### [TASK DIRECTIONS]
Transcribe the entries that follow, word for word.

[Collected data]
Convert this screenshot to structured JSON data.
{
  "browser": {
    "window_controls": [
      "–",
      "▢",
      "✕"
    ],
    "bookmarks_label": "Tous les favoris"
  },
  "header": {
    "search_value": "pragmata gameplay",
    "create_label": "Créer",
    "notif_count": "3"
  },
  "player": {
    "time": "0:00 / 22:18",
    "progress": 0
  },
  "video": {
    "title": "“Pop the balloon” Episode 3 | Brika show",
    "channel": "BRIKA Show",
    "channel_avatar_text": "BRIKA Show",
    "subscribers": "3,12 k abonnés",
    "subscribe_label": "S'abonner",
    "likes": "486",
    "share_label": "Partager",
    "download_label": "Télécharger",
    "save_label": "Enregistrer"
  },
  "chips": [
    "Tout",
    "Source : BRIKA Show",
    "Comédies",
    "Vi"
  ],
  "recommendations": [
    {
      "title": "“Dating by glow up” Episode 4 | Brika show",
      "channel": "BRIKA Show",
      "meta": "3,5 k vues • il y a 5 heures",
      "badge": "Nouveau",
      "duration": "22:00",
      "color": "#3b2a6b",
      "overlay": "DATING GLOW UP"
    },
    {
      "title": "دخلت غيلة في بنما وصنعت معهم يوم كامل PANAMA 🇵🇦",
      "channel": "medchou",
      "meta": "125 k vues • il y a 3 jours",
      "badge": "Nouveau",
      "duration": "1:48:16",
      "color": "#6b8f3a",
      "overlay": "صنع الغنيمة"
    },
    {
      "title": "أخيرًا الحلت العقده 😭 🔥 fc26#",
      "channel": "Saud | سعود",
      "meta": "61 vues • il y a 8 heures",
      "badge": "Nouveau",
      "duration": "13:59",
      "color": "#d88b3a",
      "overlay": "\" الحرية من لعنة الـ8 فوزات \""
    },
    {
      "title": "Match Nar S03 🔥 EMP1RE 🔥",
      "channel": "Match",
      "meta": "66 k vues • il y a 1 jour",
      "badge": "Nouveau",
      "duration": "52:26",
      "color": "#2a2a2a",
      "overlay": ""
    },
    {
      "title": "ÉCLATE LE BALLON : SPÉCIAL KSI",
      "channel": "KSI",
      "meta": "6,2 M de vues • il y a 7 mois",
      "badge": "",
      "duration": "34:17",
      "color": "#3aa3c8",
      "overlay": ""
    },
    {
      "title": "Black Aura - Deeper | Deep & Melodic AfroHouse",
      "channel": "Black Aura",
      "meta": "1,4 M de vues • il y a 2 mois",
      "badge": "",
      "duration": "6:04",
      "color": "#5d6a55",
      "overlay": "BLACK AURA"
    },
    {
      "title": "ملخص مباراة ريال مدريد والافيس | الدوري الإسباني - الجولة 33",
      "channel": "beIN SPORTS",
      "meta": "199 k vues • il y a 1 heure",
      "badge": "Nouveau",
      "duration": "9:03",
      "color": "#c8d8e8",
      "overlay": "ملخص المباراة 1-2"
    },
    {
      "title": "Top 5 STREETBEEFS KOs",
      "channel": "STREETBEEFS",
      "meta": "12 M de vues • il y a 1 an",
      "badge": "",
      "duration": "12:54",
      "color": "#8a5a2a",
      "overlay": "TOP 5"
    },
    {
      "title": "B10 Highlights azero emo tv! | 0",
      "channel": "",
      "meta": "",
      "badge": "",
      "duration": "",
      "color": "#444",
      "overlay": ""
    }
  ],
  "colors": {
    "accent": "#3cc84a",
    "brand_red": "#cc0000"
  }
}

### [TASK RESPONSE]
Convert this screenshot to structured JSON data.
{
  "browser": {
    "window_controls": [
      "–",
      "▢",
      "✕"
    ],
    "bookmarks_label": "Tous les favoris"
  },
  "header": {
    "search_value": "pragmata gameplay",
    "create_label": "Créer",
    "notif_count": "3"
  },
  "player": {
    "time": "0:00 / 22:18",
    "progress": 0
  },
  "video": {
    "title": "“Pop the balloon” Episode 3 | Brika show",
    "channel": "BRIKA Show",
    "channel_avatar_text": "BRIKA Show",
    "subscribers": "3,12 k abonnés",
    "subscribe_label": "S'abonner",
    "likes": "486",
    "share_label": "Partager",
    "download_label": "Télécharger",
    "save_label": "Enregistrer"
  },
  "chips": [
    "Tout",
    "Source : BRIKA Show",
    "Comédies",
    "Vi"
  ],
  "recommendations": [
    {
      "title": "“Dating by glow up” Episode 4 | Brika show",
      "channel": "BRIKA Show",
      "meta": "3,5 k vues • il y a 5 heures",
      "badge": "Nouveau",
      "duration": "22:00",
      "color": "#3b2a6b",
      "overlay": "DATING GLOW UP"
    },
    {
      "title": "دخلت غيلة في بنما وصنعت معهم يوم كامل PANAMA 🇵🇦",
      "channel": "medchou",
      "meta": "125 k vues • il y a 3 jours",
      "badge": "Nouveau",
      "duration": "1:48:16",
      "color": "#6b8f3a",
      "overlay": "صنع الغنيمة"
    },
    {
      "title": "أخيرًا الحلت العقده 😭 🔥 fc26#",
      "channel": "Saud | سعود",
      "meta": "61 vues • il y a 8 heures",
      "badge": "Nouveau",
      "duration": "13:59",
      "color": "#d88b3a",
      "overlay": "\" الحرية من لعنة الـ8 فوزات \""
    },
    {
      "title": "Match Nar S03 🔥 EMP1RE 🔥",
      "channel": "Match",
      "meta": "66 k vues • il y a 1 jour",
      "badge": "Nouveau",
      "duration": "52:26",
      "color": "#2a2a2a",
      "overlay": ""
    },
    {
      "title": "ÉCLATE LE BALLON : SPÉCIAL KSI",
      "channel": "KSI",
      "meta": "6,2 M de vues • il y a 7 mois",
      "badge": "",
      "duration": "34:17",
      "color": "#3aa3c8",
      "overlay": ""
    },
    {
      "title": "Black Aura - Deeper | Deep & Melodic AfroHouse",
      "channel": "Black Aura",
      "meta": "1,4 M de vues • il y a 2 mois",
      "badge": "",
      "duration": "6:04",
      "color": "#5d6a55",
      "overlay": "BLACK AURA"
    },
    {
      "title": "ملخص مباراة ريال مدريد والافيس | الدوري الإسباني - الجولة 33",
      "channel": "beIN SPORTS",
      "meta": "199 k vues • il y a 1 heure",
      "badge": "Nouveau",
      "duration": "9:03",
      "color": "#c8d8e8",
      "overlay": "ملخص المباراة 1-2"
    },
    {
      "title": "Top 5 STREETBEEFS KOs",
      "channel": "STREETBEEFS",
      "meta": "12 M de vues • il y a 1 an",
      "badge": "",
      "duration": "12:54",
      "color": "#8a5a2a",
      "overlay": "TOP 5"
    },
    {
      "title": "B10 Highlights azero emo tv! | 0",
      "channel": "",
      "meta": "",
      "badge": "",
      "duration": "",
      "color": "#444",
      "overlay": ""
    }
  ],
  "colors": {
    "accent": "#3cc84a",
    "brand_red": "#cc0000"
  }
}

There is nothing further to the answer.